(Entries from a visual dataset)
>> Start
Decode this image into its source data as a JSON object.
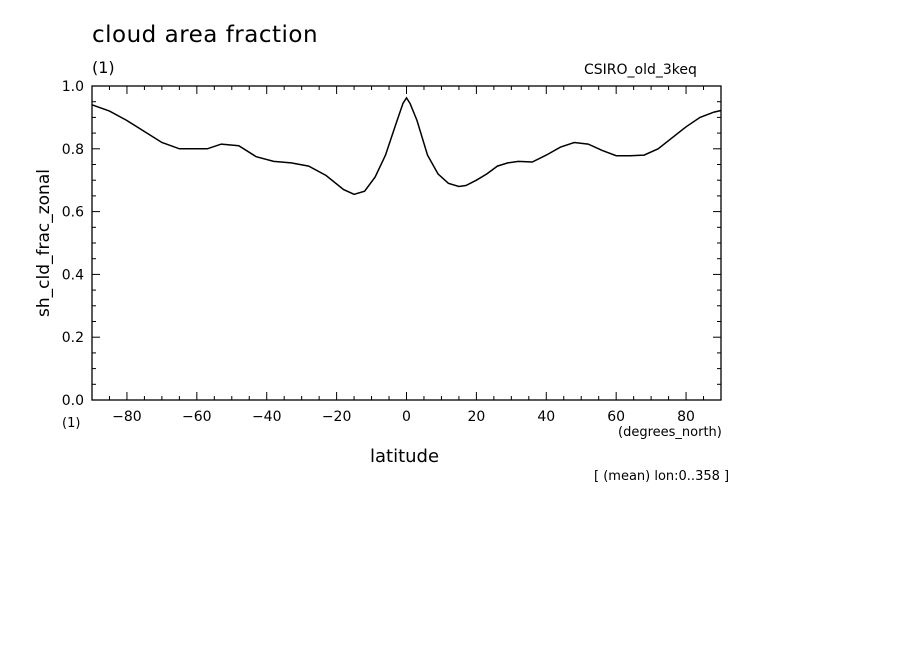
{
  "chart_data": {
    "type": "line",
    "title": "cloud area fraction",
    "title_unit": "(1)",
    "model_label": "CSIRO_old_3keq",
    "ylabel": "sh_cld_frac_zonal",
    "y_unit": "(1)",
    "xlabel": "latitude",
    "x_unit": "(degrees_north)",
    "footnote": "[ (mean) lon:0..358 ]",
    "xlim": [
      -90,
      90
    ],
    "ylim": [
      0.0,
      1.0
    ],
    "x_ticks": [
      -80,
      -60,
      -40,
      -20,
      0,
      20,
      40,
      60,
      80
    ],
    "x_tick_labels": [
      "−80",
      "−60",
      "−40",
      "−20",
      "0",
      "20",
      "40",
      "60",
      "80"
    ],
    "y_ticks": [
      0.0,
      0.2,
      0.4,
      0.6,
      0.8,
      1.0
    ],
    "y_tick_labels": [
      "0.0",
      "0.2",
      "0.4",
      "0.6",
      "0.8",
      "1.0"
    ],
    "grid": false,
    "series": [
      {
        "x": [
          -90,
          -85,
          -80,
          -75,
          -70,
          -65,
          -60,
          -57,
          -53,
          -48,
          -43,
          -38,
          -33,
          -28,
          -23,
          -18,
          -15,
          -12,
          -9,
          -6,
          -3,
          -1,
          0,
          1,
          3,
          6,
          9,
          12,
          15,
          17,
          20,
          23,
          26,
          29,
          32,
          36,
          40,
          44,
          48,
          52,
          56,
          60,
          64,
          68,
          72,
          76,
          80,
          84,
          88,
          90
        ],
        "y": [
          0.94,
          0.92,
          0.89,
          0.855,
          0.82,
          0.8,
          0.8,
          0.8,
          0.815,
          0.81,
          0.775,
          0.76,
          0.755,
          0.745,
          0.715,
          0.67,
          0.655,
          0.665,
          0.71,
          0.78,
          0.88,
          0.945,
          0.962,
          0.945,
          0.89,
          0.78,
          0.72,
          0.69,
          0.68,
          0.683,
          0.7,
          0.72,
          0.745,
          0.755,
          0.76,
          0.758,
          0.78,
          0.805,
          0.82,
          0.815,
          0.795,
          0.778,
          0.778,
          0.78,
          0.8,
          0.835,
          0.87,
          0.9,
          0.917,
          0.922
        ]
      }
    ]
  }
}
>> End
| What to work on |
All the lines above are to be reproduced exactly, except the pictures.

| Completed exercise |
Decode this image into its source data as a JSON object.
{
  "chart_data": {
    "type": "line",
    "title": "cloud area fraction",
    "title_unit": "(1)",
    "model_label": "CSIRO_old_3keq",
    "ylabel": "sh_cld_frac_zonal",
    "y_unit": "(1)",
    "xlabel": "latitude",
    "x_unit": "(degrees_north)",
    "footnote": "[ (mean) lon:0..358 ]",
    "xlim": [
      -90,
      90
    ],
    "ylim": [
      0.0,
      1.0
    ],
    "x_ticks": [
      -80,
      -60,
      -40,
      -20,
      0,
      20,
      40,
      60,
      80
    ],
    "x_tick_labels": [
      "−80",
      "−60",
      "−40",
      "−20",
      "0",
      "20",
      "40",
      "60",
      "80"
    ],
    "y_ticks": [
      0.0,
      0.2,
      0.4,
      0.6,
      0.8,
      1.0
    ],
    "y_tick_labels": [
      "0.0",
      "0.2",
      "0.4",
      "0.6",
      "0.8",
      "1.0"
    ],
    "grid": false,
    "series": [
      {
        "x": [
          -90,
          -85,
          -80,
          -75,
          -70,
          -65,
          -60,
          -57,
          -53,
          -48,
          -43,
          -38,
          -33,
          -28,
          -23,
          -18,
          -15,
          -12,
          -9,
          -6,
          -3,
          -1,
          0,
          1,
          3,
          6,
          9,
          12,
          15,
          17,
          20,
          23,
          26,
          29,
          32,
          36,
          40,
          44,
          48,
          52,
          56,
          60,
          64,
          68,
          72,
          76,
          80,
          84,
          88,
          90
        ],
        "y": [
          0.94,
          0.92,
          0.89,
          0.855,
          0.82,
          0.8,
          0.8,
          0.8,
          0.815,
          0.81,
          0.775,
          0.76,
          0.755,
          0.745,
          0.715,
          0.67,
          0.655,
          0.665,
          0.71,
          0.78,
          0.88,
          0.945,
          0.962,
          0.945,
          0.89,
          0.78,
          0.72,
          0.69,
          0.68,
          0.683,
          0.7,
          0.72,
          0.745,
          0.755,
          0.76,
          0.758,
          0.78,
          0.805,
          0.82,
          0.815,
          0.795,
          0.778,
          0.778,
          0.78,
          0.8,
          0.835,
          0.87,
          0.9,
          0.917,
          0.922
        ]
      }
    ]
  }
}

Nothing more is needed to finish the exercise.